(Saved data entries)
☆ ☆ ☆ ☆

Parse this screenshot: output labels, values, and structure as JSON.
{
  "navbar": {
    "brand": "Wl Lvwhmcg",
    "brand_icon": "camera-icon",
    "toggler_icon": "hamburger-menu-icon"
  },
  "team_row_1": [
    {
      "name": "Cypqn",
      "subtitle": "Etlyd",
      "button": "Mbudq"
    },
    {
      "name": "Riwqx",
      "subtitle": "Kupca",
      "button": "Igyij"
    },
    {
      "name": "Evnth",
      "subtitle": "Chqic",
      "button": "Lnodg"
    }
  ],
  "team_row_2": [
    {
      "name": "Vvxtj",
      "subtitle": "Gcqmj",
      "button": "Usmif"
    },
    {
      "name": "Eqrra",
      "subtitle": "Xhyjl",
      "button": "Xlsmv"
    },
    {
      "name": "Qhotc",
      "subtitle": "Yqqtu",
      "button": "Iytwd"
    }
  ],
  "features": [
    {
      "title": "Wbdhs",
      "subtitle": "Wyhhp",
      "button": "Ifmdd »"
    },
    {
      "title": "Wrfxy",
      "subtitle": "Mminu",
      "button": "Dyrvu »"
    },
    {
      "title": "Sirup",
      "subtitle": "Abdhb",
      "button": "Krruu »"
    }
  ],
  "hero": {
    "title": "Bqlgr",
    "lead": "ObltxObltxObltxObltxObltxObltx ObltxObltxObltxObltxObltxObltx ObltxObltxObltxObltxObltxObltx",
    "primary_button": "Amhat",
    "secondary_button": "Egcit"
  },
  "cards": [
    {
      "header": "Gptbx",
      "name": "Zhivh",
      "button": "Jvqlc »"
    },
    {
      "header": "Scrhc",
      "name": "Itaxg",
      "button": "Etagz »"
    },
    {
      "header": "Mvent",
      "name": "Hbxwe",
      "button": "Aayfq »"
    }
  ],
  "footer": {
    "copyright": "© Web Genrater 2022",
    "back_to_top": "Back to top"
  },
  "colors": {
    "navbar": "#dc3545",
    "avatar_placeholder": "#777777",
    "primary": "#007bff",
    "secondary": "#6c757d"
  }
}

☆ ☆ ☆ ☆

» THE REQUEST
Reproduce the material above without altering a single character.

» PROBLEM SOLUTION
Parse this screenshot: output labels, values, and structure as JSON.
{
  "navbar": {
    "brand": "Wl Lvwhmcg",
    "brand_icon": "camera-icon",
    "toggler_icon": "hamburger-menu-icon"
  },
  "team_row_1": [
    {
      "name": "Cypqn",
      "subtitle": "Etlyd",
      "button": "Mbudq"
    },
    {
      "name": "Riwqx",
      "subtitle": "Kupca",
      "button": "Igyij"
    },
    {
      "name": "Evnth",
      "subtitle": "Chqic",
      "button": "Lnodg"
    }
  ],
  "team_row_2": [
    {
      "name": "Vvxtj",
      "subtitle": "Gcqmj",
      "button": "Usmif"
    },
    {
      "name": "Eqrra",
      "subtitle": "Xhyjl",
      "button": "Xlsmv"
    },
    {
      "name": "Qhotc",
      "subtitle": "Yqqtu",
      "button": "Iytwd"
    }
  ],
  "features": [
    {
      "title": "Wbdhs",
      "subtitle": "Wyhhp",
      "button": "Ifmdd »"
    },
    {
      "title": "Wrfxy",
      "subtitle": "Mminu",
      "button": "Dyrvu »"
    },
    {
      "title": "Sirup",
      "subtitle": "Abdhb",
      "button": "Krruu »"
    }
  ],
  "hero": {
    "title": "Bqlgr",
    "lead": "ObltxObltxObltxObltxObltxObltx ObltxObltxObltxObltxObltxObltx ObltxObltxObltxObltxObltxObltx",
    "primary_button": "Amhat",
    "secondary_button": "Egcit"
  },
  "cards": [
    {
      "header": "Gptbx",
      "name": "Zhivh",
      "button": "Jvqlc »"
    },
    {
      "header": "Scrhc",
      "name": "Itaxg",
      "button": "Etagz »"
    },
    {
      "header": "Mvent",
      "name": "Hbxwe",
      "button": "Aayfq »"
    }
  ],
  "footer": {
    "copyright": "© Web Genrater 2022",
    "back_to_top": "Back to top"
  },
  "colors": {
    "navbar": "#dc3545",
    "avatar_placeholder": "#777777",
    "primary": "#007bff",
    "secondary": "#6c757d"
  }
}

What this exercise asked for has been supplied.